■ Work instructions: Reproduce every entry exactly, without alteration.

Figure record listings
══════

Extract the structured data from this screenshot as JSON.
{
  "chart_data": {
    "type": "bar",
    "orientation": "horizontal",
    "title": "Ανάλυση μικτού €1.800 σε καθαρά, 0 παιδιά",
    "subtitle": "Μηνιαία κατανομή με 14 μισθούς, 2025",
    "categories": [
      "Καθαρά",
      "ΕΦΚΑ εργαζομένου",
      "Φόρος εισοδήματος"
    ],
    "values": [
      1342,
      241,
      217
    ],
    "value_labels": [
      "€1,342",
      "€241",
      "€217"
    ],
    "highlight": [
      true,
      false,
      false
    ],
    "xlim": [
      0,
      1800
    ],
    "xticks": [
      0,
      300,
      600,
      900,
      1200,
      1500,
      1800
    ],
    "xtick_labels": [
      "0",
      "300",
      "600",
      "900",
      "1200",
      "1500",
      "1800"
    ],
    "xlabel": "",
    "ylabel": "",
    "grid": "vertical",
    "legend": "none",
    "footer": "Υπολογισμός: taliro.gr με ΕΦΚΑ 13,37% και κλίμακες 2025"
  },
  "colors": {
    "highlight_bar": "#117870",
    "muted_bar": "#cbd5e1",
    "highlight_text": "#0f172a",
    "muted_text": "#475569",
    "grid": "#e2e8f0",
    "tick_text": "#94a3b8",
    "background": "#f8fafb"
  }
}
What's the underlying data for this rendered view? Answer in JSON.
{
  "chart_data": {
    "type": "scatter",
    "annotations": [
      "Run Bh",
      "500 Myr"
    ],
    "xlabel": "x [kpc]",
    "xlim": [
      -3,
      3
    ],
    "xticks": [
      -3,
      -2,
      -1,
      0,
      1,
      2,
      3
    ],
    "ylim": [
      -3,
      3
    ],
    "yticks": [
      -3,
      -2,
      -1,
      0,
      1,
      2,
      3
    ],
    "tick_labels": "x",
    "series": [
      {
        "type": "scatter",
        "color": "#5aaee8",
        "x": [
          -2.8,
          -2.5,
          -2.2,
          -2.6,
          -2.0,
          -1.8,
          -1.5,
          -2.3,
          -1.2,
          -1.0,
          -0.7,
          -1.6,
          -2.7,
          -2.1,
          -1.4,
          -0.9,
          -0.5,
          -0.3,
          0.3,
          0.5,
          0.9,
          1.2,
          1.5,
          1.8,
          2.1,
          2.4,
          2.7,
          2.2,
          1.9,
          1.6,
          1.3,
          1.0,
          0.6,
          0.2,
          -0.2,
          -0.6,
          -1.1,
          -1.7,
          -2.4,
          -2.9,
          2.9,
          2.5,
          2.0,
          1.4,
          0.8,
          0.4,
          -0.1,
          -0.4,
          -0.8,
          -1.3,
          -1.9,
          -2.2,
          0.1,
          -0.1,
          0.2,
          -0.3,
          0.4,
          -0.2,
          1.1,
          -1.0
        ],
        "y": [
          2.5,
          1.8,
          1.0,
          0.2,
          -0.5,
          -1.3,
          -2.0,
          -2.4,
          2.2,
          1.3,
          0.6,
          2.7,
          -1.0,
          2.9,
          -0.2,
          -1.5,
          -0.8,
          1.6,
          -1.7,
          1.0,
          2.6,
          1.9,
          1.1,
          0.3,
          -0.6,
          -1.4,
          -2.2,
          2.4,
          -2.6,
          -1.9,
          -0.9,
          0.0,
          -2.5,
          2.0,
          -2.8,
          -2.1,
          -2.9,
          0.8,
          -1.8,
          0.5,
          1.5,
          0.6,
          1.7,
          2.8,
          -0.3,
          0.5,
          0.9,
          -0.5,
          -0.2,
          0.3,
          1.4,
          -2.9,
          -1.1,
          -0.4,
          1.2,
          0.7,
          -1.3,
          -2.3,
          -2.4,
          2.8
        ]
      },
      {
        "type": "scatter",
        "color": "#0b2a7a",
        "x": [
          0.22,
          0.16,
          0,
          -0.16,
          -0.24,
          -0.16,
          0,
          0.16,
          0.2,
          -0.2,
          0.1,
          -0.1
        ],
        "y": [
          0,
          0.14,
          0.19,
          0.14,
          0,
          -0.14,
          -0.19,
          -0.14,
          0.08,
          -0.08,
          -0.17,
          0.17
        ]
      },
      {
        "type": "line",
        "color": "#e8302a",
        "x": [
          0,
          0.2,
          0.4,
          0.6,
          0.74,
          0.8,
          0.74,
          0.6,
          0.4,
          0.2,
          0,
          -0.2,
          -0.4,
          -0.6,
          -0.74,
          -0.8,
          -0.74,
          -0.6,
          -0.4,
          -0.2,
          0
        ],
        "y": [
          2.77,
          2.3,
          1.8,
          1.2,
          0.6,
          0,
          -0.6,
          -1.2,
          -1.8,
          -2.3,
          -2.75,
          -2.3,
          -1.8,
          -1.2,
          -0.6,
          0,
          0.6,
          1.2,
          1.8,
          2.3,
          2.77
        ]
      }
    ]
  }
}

══════

■ Written response:
Extract the structured data from this screenshot as JSON.
{
  "chart_data": {
    "type": "bar",
    "orientation": "horizontal",
    "title": "Ανάλυση μικτού €1.800 σε καθαρά, 0 παιδιά",
    "subtitle": "Μηνιαία κατανομή με 14 μισθούς, 2025",
    "categories": [
      "Καθαρά",
      "ΕΦΚΑ εργαζομένου",
      "Φόρος εισοδήματος"
    ],
    "values": [
      1342,
      241,
      217
    ],
    "value_labels": [
      "€1,342",
      "€241",
      "€217"
    ],
    "highlight": [
      true,
      false,
      false
    ],
    "xlim": [
      0,
      1800
    ],
    "xticks": [
      0,
      300,
      600,
      900,
      1200,
      1500,
      1800
    ],
    "xtick_labels": [
      "0",
      "300",
      "600",
      "900",
      "1200",
      "1500",
      "1800"
    ],
    "xlabel": "",
    "ylabel": "",
    "grid": "vertical",
    "legend": "none",
    "footer": "Υπολογισμός: taliro.gr με ΕΦΚΑ 13,37% και κλίμακες 2025"
  },
  "colors": {
    "highlight_bar": "#117870",
    "muted_bar": "#cbd5e1",
    "highlight_text": "#0f172a",
    "muted_text": "#475569",
    "grid": "#e2e8f0",
    "tick_text": "#94a3b8",
    "background": "#f8fafb"
  }
}
What's the underlying data for this rendered view? Answer in JSON.
{
  "chart_data": {
    "type": "scatter",
    "annotations": [
      "Run Bh",
      "500 Myr"
    ],
    "xlabel": "x [kpc]",
    "xlim": [
      -3,
      3
    ],
    "xticks": [
      -3,
      -2,
      -1,
      0,
      1,
      2,
      3
    ],
    "ylim": [
      -3,
      3
    ],
    "yticks": [
      -3,
      -2,
      -1,
      0,
      1,
      2,
      3
    ],
    "tick_labels": "x",
    "series": [
      {
        "type": "scatter",
        "color": "#5aaee8",
        "x": [
          -2.8,
          -2.5,
          -2.2,
          -2.6,
          -2.0,
          -1.8,
          -1.5,
          -2.3,
          -1.2,
          -1.0,
          -0.7,
          -1.6,
          -2.7,
          -2.1,
          -1.4,
          -0.9,
          -0.5,
          -0.3,
          0.3,
          0.5,
          0.9,
          1.2,
          1.5,
          1.8,
          2.1,
          2.4,
          2.7,
          2.2,
          1.9,
          1.6,
          1.3,
          1.0,
          0.6,
          0.2,
          -0.2,
          -0.6,
          -1.1,
          -1.7,
          -2.4,
          -2.9,
          2.9,
          2.5,
          2.0,
          1.4,
          0.8,
          0.4,
          -0.1,
          -0.4,
          -0.8,
          -1.3,
          -1.9,
          -2.2,
          0.1,
          -0.1,
          0.2,
          -0.3,
          0.4,
          -0.2,
          1.1,
          -1.0
        ],
        "y": [
          2.5,
          1.8,
          1.0,
          0.2,
          -0.5,
          -1.3,
          -2.0,
          -2.4,
          2.2,
          1.3,
          0.6,
          2.7,
          -1.0,
          2.9,
          -0.2,
          -1.5,
          -0.8,
          1.6,
          -1.7,
          1.0,
          2.6,
          1.9,
          1.1,
          0.3,
          -0.6,
          -1.4,
          -2.2,
          2.4,
          -2.6,
          -1.9,
          -0.9,
          0.0,
          -2.5,
          2.0,
          -2.8,
          -2.1,
          -2.9,
          0.8,
          -1.8,
          0.5,
          1.5,
          0.6,
          1.7,
          2.8,
          -0.3,
          0.5,
          0.9,
          -0.5,
          -0.2,
          0.3,
          1.4,
          -2.9,
          -1.1,
          -0.4,
          1.2,
          0.7,
          -1.3,
          -2.3,
          -2.4,
          2.8
        ]
      },
      {
        "type": "scatter",
        "color": "#0b2a7a",
        "x": [
          0.22,
          0.16,
          0,
          -0.16,
          -0.24,
          -0.16,
          0,
          0.16,
          0.2,
          -0.2,
          0.1,
          -0.1
        ],
        "y": [
          0,
          0.14,
          0.19,
          0.14,
          0,
          -0.14,
          -0.19,
          -0.14,
          0.08,
          -0.08,
          -0.17,
          0.17
        ]
      },
      {
        "type": "line",
        "color": "#e8302a",
        "x": [
          0,
          0.2,
          0.4,
          0.6,
          0.74,
          0.8,
          0.74,
          0.6,
          0.4,
          0.2,
          0,
          -0.2,
          -0.4,
          -0.6,
          -0.74,
          -0.8,
          -0.74,
          -0.6,
          -0.4,
          -0.2,
          0
        ],
        "y": [
          2.77,
          2.3,
          1.8,
          1.2,
          0.6,
          0,
          -0.6,
          -1.2,
          -1.8,
          -2.3,
          -2.75,
          -2.3,
          -1.8,
          -1.2,
          -0.6,
          0,
          0.6,
          1.2,
          1.8,
          2.3,
          2.77
        ]
      }
    ]
  }
}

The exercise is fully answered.